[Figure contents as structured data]
* Start *
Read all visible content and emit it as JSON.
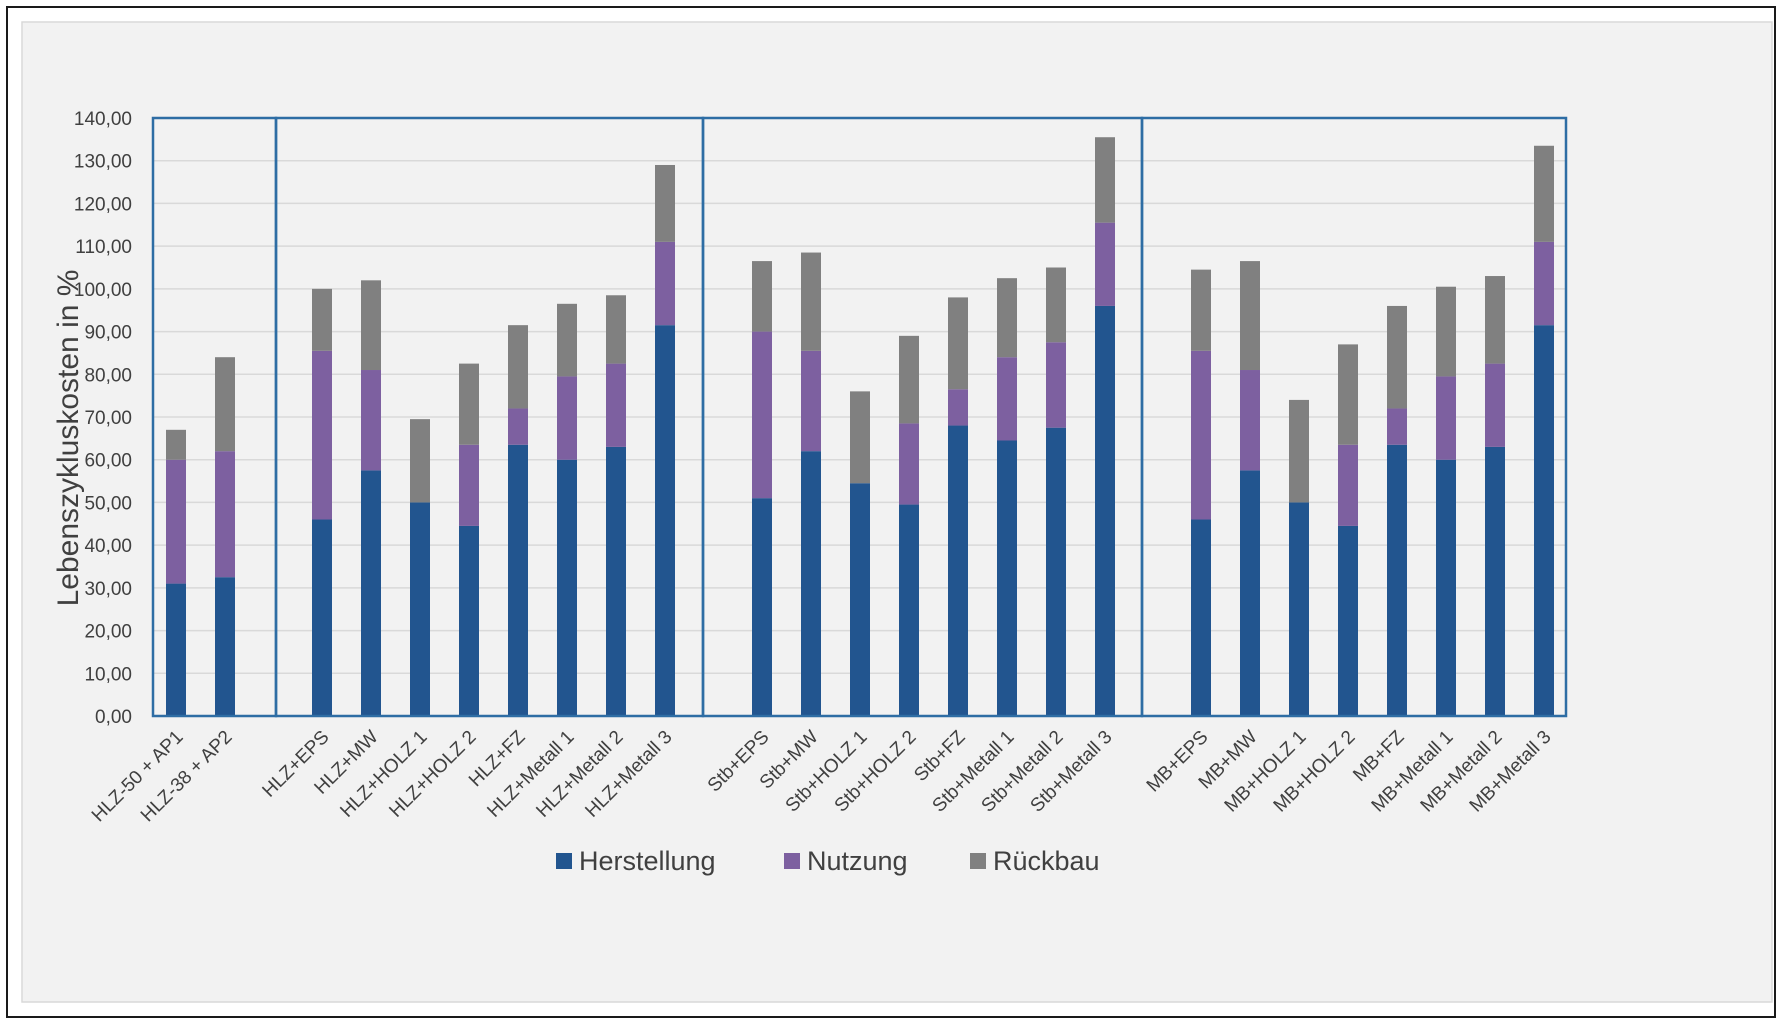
{
  "chart_data": {
    "type": "bar",
    "stacked": true,
    "title": "",
    "xlabel": "",
    "ylabel": "Lebenszykluskosten in %",
    "ylim": [
      0,
      140
    ],
    "ytick_step": 10,
    "ytick_labels": [
      "0,00",
      "10,00",
      "20,00",
      "30,00",
      "40,00",
      "50,00",
      "60,00",
      "70,00",
      "80,00",
      "90,00",
      "100,00",
      "110,00",
      "120,00",
      "130,00",
      "140,00"
    ],
    "grid": true,
    "legend_position": "bottom",
    "groups": [
      {
        "categories": [
          "HLZ-50 + AP1",
          "HLZ-38 + AP2"
        ]
      },
      {
        "categories": [
          "HLZ+EPS",
          "HLZ+MW",
          "HLZ+HOLZ  1",
          "HLZ+HOLZ  2",
          "HLZ+FZ",
          "HLZ+Metall 1",
          "HLZ+Metall 2",
          "HLZ+Metall 3"
        ]
      },
      {
        "categories": [
          "Stb+EPS",
          "Stb+MW",
          "Stb+HOLZ  1",
          "Stb+HOLZ  2",
          "Stb+FZ",
          "Stb+Metall 1",
          "Stb+Metall 2",
          "Stb+Metall 3"
        ]
      },
      {
        "categories": [
          "MB+EPS",
          "MB+MW",
          "MB+HOLZ  1",
          "MB+HOLZ  2",
          "MB+FZ",
          "MB+Metall 1",
          "MB+Metall 2",
          "MB+Metall 3"
        ]
      }
    ],
    "series": [
      {
        "name": "Herstellung",
        "color": "#22558f",
        "values": [
          31,
          32.5,
          46,
          57.5,
          50,
          44.5,
          63.5,
          60,
          63,
          91.5,
          51,
          62,
          54.5,
          49.5,
          68,
          64.5,
          67.5,
          96,
          46,
          57.5,
          50,
          44.5,
          63.5,
          60,
          63,
          91.5
        ]
      },
      {
        "name": "Nutzung",
        "color": "#7d60a0",
        "values": [
          29,
          29.5,
          39.5,
          23.5,
          0,
          19,
          8.5,
          19.5,
          19.5,
          19.5,
          39,
          23.5,
          0,
          19,
          8.5,
          19.5,
          20,
          19.5,
          39.5,
          23.5,
          0,
          19,
          8.5,
          19.5,
          19.5,
          19.5
        ]
      },
      {
        "name": "Rückbau",
        "color": "#808080",
        "values": [
          7,
          22,
          14.5,
          21,
          19.5,
          19,
          19.5,
          17,
          16,
          18,
          16.5,
          23,
          21.5,
          20.5,
          21.5,
          18.5,
          17.5,
          20,
          19,
          25.5,
          24,
          23.5,
          24,
          21,
          20.5,
          22.5
        ]
      }
    ]
  }
}
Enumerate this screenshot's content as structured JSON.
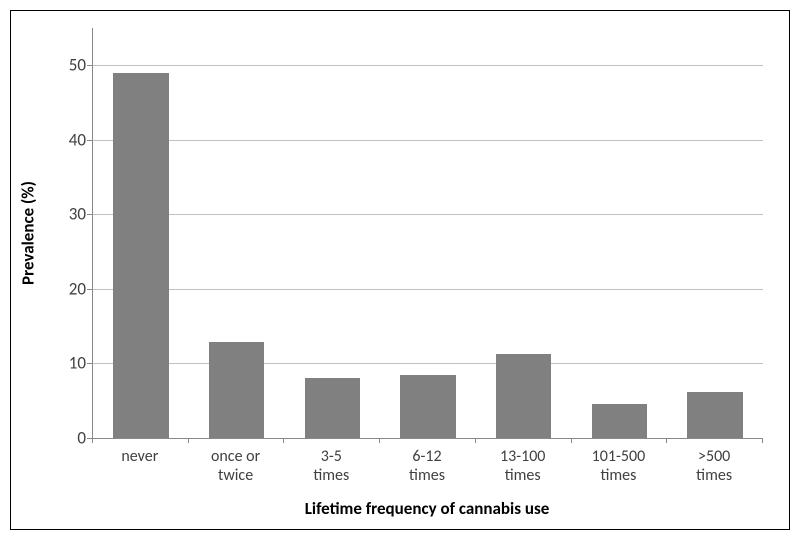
{
  "chart": {
    "type": "bar",
    "categories": [
      "never",
      "once or\ntwice",
      "3-5\ntimes",
      "6-12\ntimes",
      "13-100\ntimes",
      "101-500\ntimes",
      ">500\ntimes"
    ],
    "values": [
      49,
      12.9,
      8.0,
      8.4,
      11.3,
      4.5,
      6.2
    ],
    "bar_color": "#808080",
    "ylabel": "Prevalence (%)",
    "xlabel": "Lifetime frequency of cannabis use",
    "ylim": [
      0,
      55
    ],
    "ytick_step": 10,
    "yticks": [
      0,
      10,
      20,
      30,
      40,
      50
    ],
    "background_color": "#ffffff",
    "grid_color": "#c0c0c0",
    "axis_color": "#888888",
    "bar_width": 0.58,
    "label_fontsize": 17,
    "tick_fontsize": 16,
    "text_color": "#404040"
  }
}
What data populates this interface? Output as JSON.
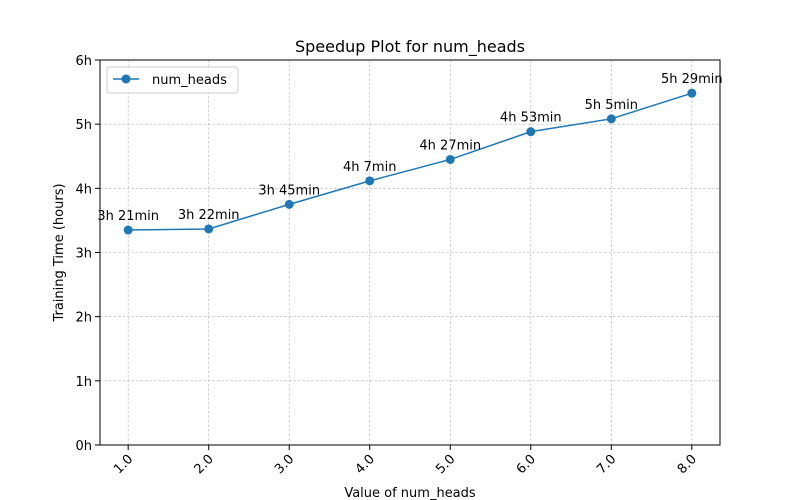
{
  "chart_data": {
    "type": "line",
    "title": "Speedup Plot for num_heads",
    "xlabel": "Value of num_heads",
    "ylabel": "Training Time (hours)",
    "x": [
      1.0,
      2.0,
      3.0,
      4.0,
      5.0,
      6.0,
      7.0,
      8.0
    ],
    "x_tick_labels": [
      "1.0",
      "2.0",
      "3.0",
      "4.0",
      "5.0",
      "6.0",
      "7.0",
      "8.0"
    ],
    "y_ticks": [
      0,
      1,
      2,
      3,
      4,
      5,
      6
    ],
    "y_tick_labels": [
      "0h",
      "1h",
      "2h",
      "3h",
      "4h",
      "5h",
      "6h"
    ],
    "ylim": [
      0,
      6
    ],
    "xlim": [
      0.65,
      8.35
    ],
    "grid": true,
    "legend": {
      "placement": "top-left",
      "entries": [
        "num_heads"
      ]
    },
    "series": [
      {
        "name": "num_heads",
        "color": "#1f77b4",
        "marker": "circle",
        "values": [
          3.35,
          3.3667,
          3.75,
          4.1167,
          4.45,
          4.8833,
          5.0833,
          5.4833
        ],
        "labels": [
          "3h 21min",
          "3h 22min",
          "3h 45min",
          "4h 7min",
          "4h 27min",
          "4h 53min",
          "5h 5min",
          "5h 29min"
        ]
      }
    ]
  }
}
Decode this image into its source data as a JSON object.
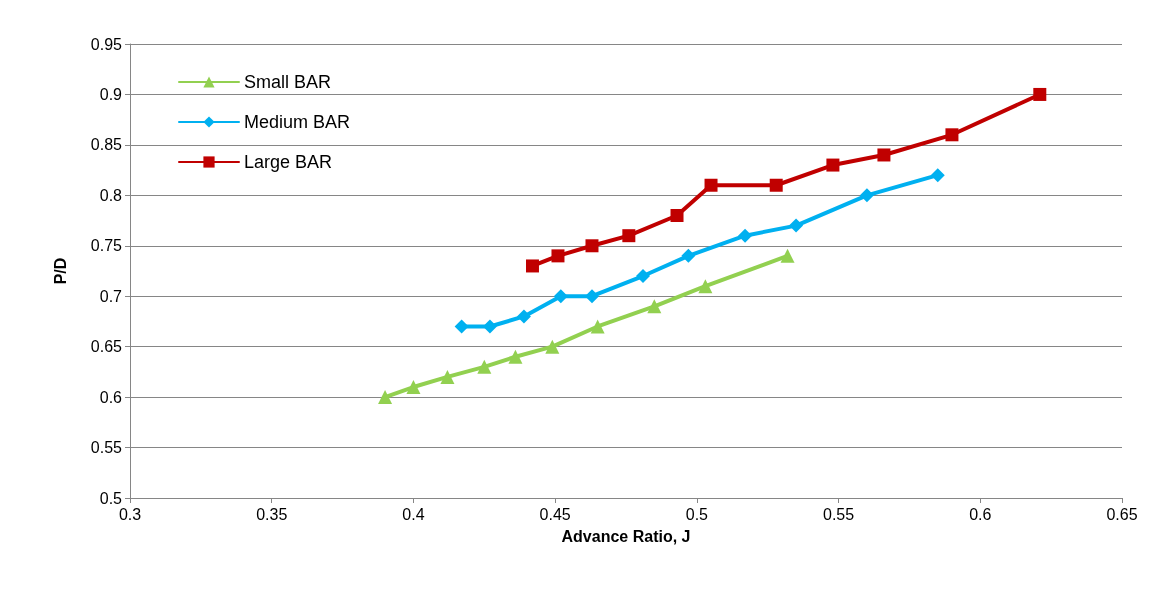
{
  "chart_data": {
    "type": "line",
    "xlabel": "Advance Ratio, J",
    "ylabel": "P/D",
    "xlim": [
      0.3,
      0.65
    ],
    "xticks": [
      0.3,
      0.35,
      0.4,
      0.45,
      0.5,
      0.55,
      0.6,
      0.65
    ],
    "ylim": [
      0.5,
      0.95
    ],
    "yticks": [
      0.5,
      0.55,
      0.6,
      0.65,
      0.7,
      0.75,
      0.8,
      0.85,
      0.9,
      0.95
    ],
    "grid": "y",
    "legend": "top left",
    "series": [
      {
        "name": "Small BAR",
        "color": "#92d050",
        "marker": "triangle",
        "x": [
          0.39,
          0.4,
          0.412,
          0.425,
          0.436,
          0.449,
          0.465,
          0.485,
          0.503,
          0.532
        ],
        "values": [
          0.6,
          0.61,
          0.62,
          0.63,
          0.64,
          0.65,
          0.67,
          0.69,
          0.71,
          0.74
        ]
      },
      {
        "name": "Medium BAR",
        "color": "#00b0f0",
        "marker": "diamond",
        "x": [
          0.417,
          0.427,
          0.439,
          0.452,
          0.463,
          0.481,
          0.497,
          0.517,
          0.535,
          0.56,
          0.585
        ],
        "values": [
          0.67,
          0.67,
          0.68,
          0.7,
          0.7,
          0.72,
          0.74,
          0.76,
          0.77,
          0.8,
          0.82
        ]
      },
      {
        "name": "Large BAR",
        "color": "#c00000",
        "marker": "square",
        "x": [
          0.442,
          0.451,
          0.463,
          0.476,
          0.493,
          0.505,
          0.528,
          0.548,
          0.566,
          0.59,
          0.621
        ],
        "values": [
          0.73,
          0.74,
          0.75,
          0.76,
          0.78,
          0.81,
          0.81,
          0.83,
          0.84,
          0.86,
          0.9
        ]
      }
    ]
  }
}
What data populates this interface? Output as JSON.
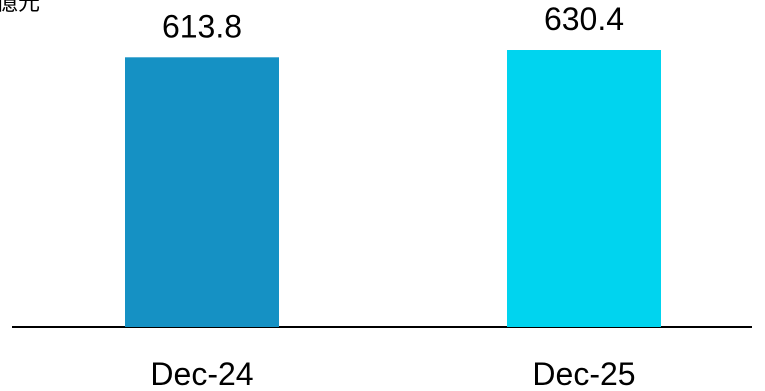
{
  "chart_data": {
    "type": "bar",
    "unit_label": "億元",
    "categories": [
      "Dec-24",
      "Dec-25"
    ],
    "values": [
      613.8,
      630.4
    ],
    "data_labels": [
      "613.8",
      "630.4"
    ],
    "colors": [
      "#1591C4",
      "#00D4EF"
    ],
    "ylim": [
      0,
      660
    ],
    "grid": false,
    "legend": "none"
  }
}
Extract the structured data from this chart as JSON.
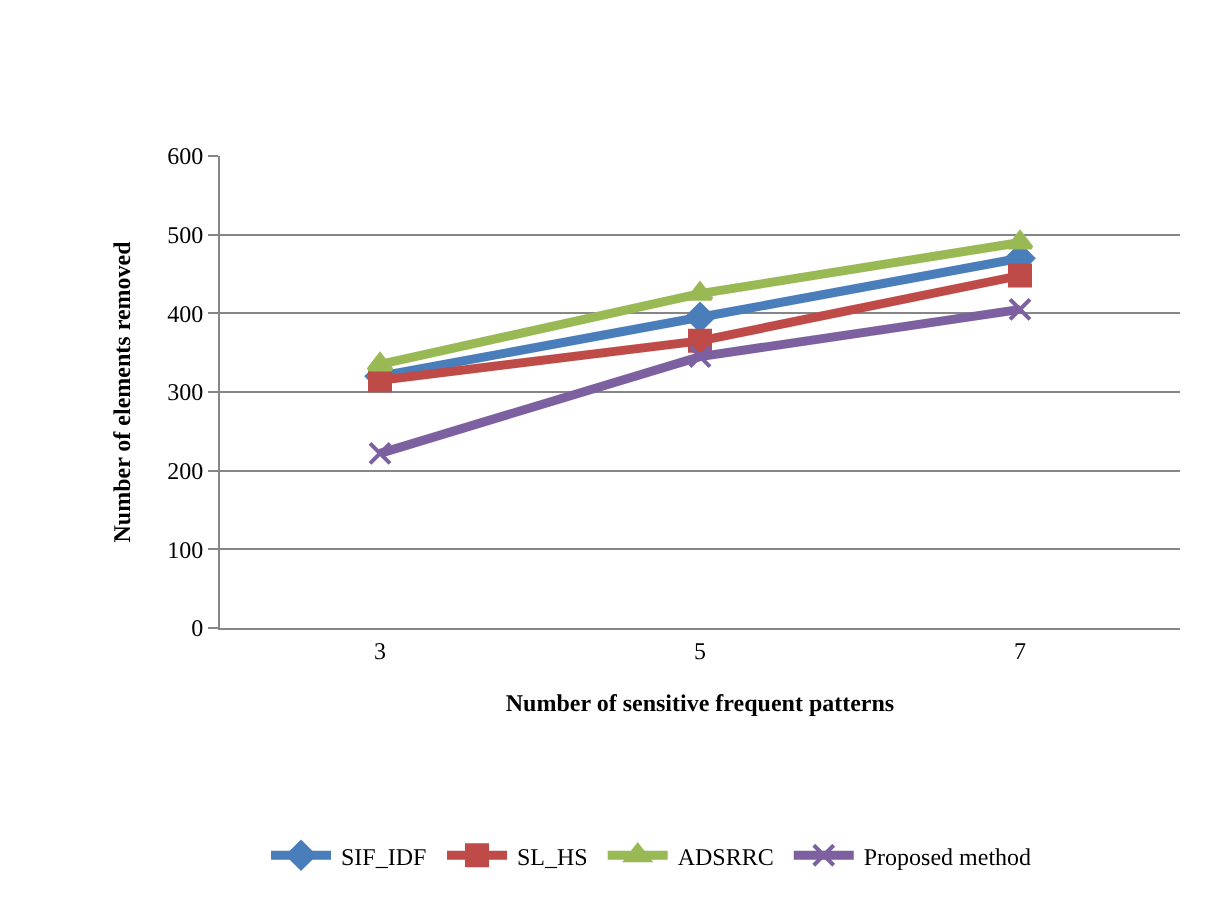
* End *
_REQUIREMENTS_: Isolate the lines above that contain the word "HOLZ" and copy them.

_RESPONSE TO THIS TASK_:
          "HLZ+HOLZ  1",
          "HLZ+HOLZ  2",
          "Stb+HOLZ  1",
          "Stb+HOLZ  2",
          "MB+HOLZ  1",
          "MB+HOLZ  2",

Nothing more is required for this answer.